* [WHAT YOU NEED TO DO]
Skip the pictures and quote all of the lines exactly.

>> Start DATASET ENTRIES

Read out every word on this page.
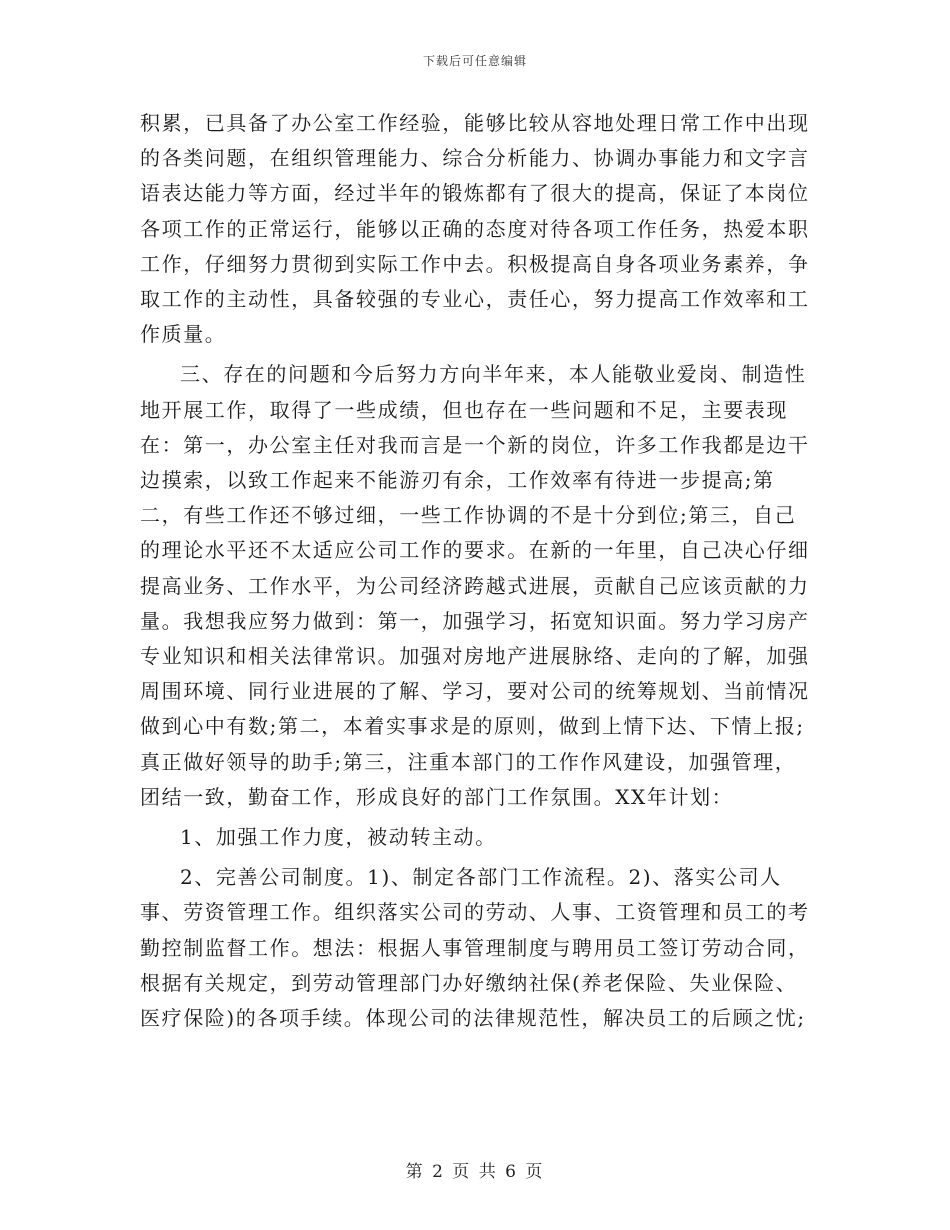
下载后可任意编辑

积累，已具备了办公室工作经验，能够比较从容地处理日常工作中出现的各类问题，在组织管理能力、综合分析能力、协调办事能力和文字言语表达能力等方面，经过半年的锻炼都有了很大的提高，保证了本岗位各项工作的正常运行，能够以正确的态度对待各项工作任务，热爱本职工作，仔细努力贯彻到实际工作中去。积极提高自身各项业务素养，争取工作的主动性，具备较强的专业心，责任心，努力提高工作效率和工作质量。

三、存在的问题和今后努力方向半年来，本人能敬业爱岗、制造性地开展工作，取得了一些成绩，但也存在一些问题和不足，主要表现在：第一，办公室主任对我而言是一个新的岗位，许多工作我都是边干边摸索，以致工作起来不能游刃有余，工作效率有待进一步提高;第二，有些工作还不够过细，一些工作协调的不是十分到位;第三，自己的理论水平还不太适应公司工作的要求。在新的一年里，自己决心仔细提高业务、工作水平，为公司经济跨越式进展，贡献自己应该贡献的力量。我想我应努力做到：第一，加强学习，拓宽知识面。努力学习房产专业知识和相关法律常识。加强对房地产进展脉络、走向的了解，加强周围环境、同行业进展的了解、学习，要对公司的统筹规划、当前情况做到心中有数;第二，本着实事求是的原则，做到上情下达、下情上报;真正做好领导的助手;第三，注重本部门的工作作风建设，加强管理，团结一致，勤奋工作，形成良好的部门工作氛围。XX年计划：

1、加强工作力度，被动转主动。

2、完善公司制度。1)、制定各部门工作流程。2)、落实公司人事、劳资管理工作。组织落实公司的劳动、人事、工资管理和员工的考勤控制监督工作。想法：根据人事管理制度与聘用员工签订劳动合同，根据有关规定，到劳动管理部门办好缴纳社保(养老保险、失业保险、医疗保险)的各项手续。体现公司的法律规范性，解决员工的后顾之忧;

第 2 页 共 6 页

>> End DATASET ENTRIES

* [EXPECTED ANSWER]
Read out every word on this page.
下载后可任意编辑

积累，已具备了办公室工作经验，能够比较从容地处理日常工作中出现的各类问题，在组织管理能力、综合分析能力、协调办事能力和文字言语表达能力等方面，经过半年的锻炼都有了很大的提高，保证了本岗位各项工作的正常运行，能够以正确的态度对待各项工作任务，热爱本职工作，仔细努力贯彻到实际工作中去。积极提高自身各项业务素养，争取工作的主动性，具备较强的专业心，责任心，努力提高工作效率和工作质量。

三、存在的问题和今后努力方向半年来，本人能敬业爱岗、制造性地开展工作，取得了一些成绩，但也存在一些问题和不足，主要表现在：第一，办公室主任对我而言是一个新的岗位，许多工作我都是边干边摸索，以致工作起来不能游刃有余，工作效率有待进一步提高;第二，有些工作还不够过细，一些工作协调的不是十分到位;第三，自己的理论水平还不太适应公司工作的要求。在新的一年里，自己决心仔细提高业务、工作水平，为公司经济跨越式进展，贡献自己应该贡献的力量。我想我应努力做到：第一，加强学习，拓宽知识面。努力学习房产专业知识和相关法律常识。加强对房地产进展脉络、走向的了解，加强周围环境、同行业进展的了解、学习，要对公司的统筹规划、当前情况做到心中有数;第二，本着实事求是的原则，做到上情下达、下情上报;真正做好领导的助手;第三，注重本部门的工作作风建设，加强管理，团结一致，勤奋工作，形成良好的部门工作氛围。XX年计划：

1、加强工作力度，被动转主动。

2、完善公司制度。1)、制定各部门工作流程。2)、落实公司人事、劳资管理工作。组织落实公司的劳动、人事、工资管理和员工的考勤控制监督工作。想法：根据人事管理制度与聘用员工签订劳动合同，根据有关规定，到劳动管理部门办好缴纳社保(养老保险、失业保险、医疗保险)的各项手续。体现公司的法律规范性，解决员工的后顾之忧;

第 2 页 共 6 页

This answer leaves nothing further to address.